Set task – Among the entries below, count the lines where the string "liquido" occurs, and give only the number.
======
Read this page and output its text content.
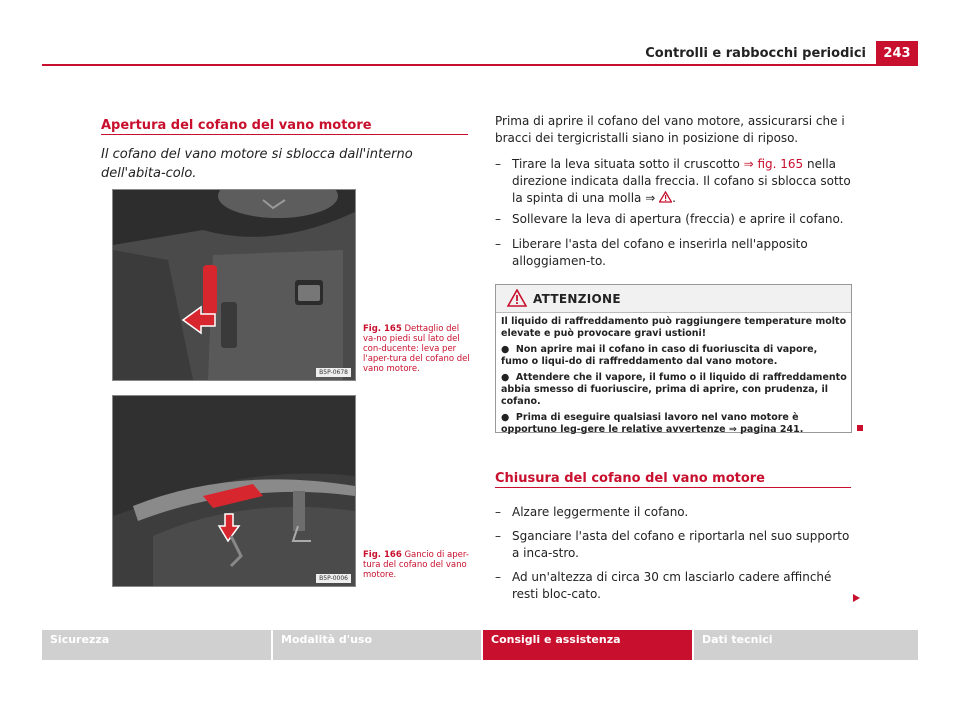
Controlli e rabbocchi periodici	243
Apertura del cofano del vano motore
Il cofano del vano motore si sblocca dall'interno dell'abita-colo.
B5P-0678
Fig. 165 Dettaglio del va-no piedi sul lato del con-ducente: leva per l'aper-tura del cofano del vano motore.
B5P-0006
Fig. 166 Gancio di aper-tura del cofano del vano motore.
Prima di aprire il cofano del vano motore, assicurarsi che i bracci dei tergicristalli siano in posizione di riposo.
– Tirare la leva situata sotto il cruscotto ⇒ fig. 165 nella direzione indicata dalla freccia. Il cofano si sblocca sotto la spinta di una molla ⇒ .
– Sollevare la leva di apertura (freccia) e aprire il cofano.
– Liberare l'asta del cofano e inserirla nell'apposito alloggiamen-to.
ATTENZIONE

Il liquido di raffreddamento può raggiungere temperature molto elevate e può provocare gravi ustioni!

● Non aprire mai il cofano in caso di fuoriuscita di vapore, fumo o liqui-do di raffreddamento dal vano motore.

● Attendere che il vapore, il fumo o il liquido di raffreddamento abbia smesso di fuoriuscire, prima di aprire, con prudenza, il cofano.

● Prima di eseguire qualsiasi lavoro nel vano motore è opportuno leg-gere le relative avvertenze ⇒ pagina 241.

Chiusura del cofano del vano motore
– Alzare leggermente il cofano.
– Sganciare l'asta del cofano e riportarla nel suo supporto a inca-stro.
– Ad un'altezza di circa 30 cm lasciarlo cadere affinché resti bloc-cato.
Sicurezza	Modalità d'uso	Consigli e assistenza	Dati tecnici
======
Final answer – 2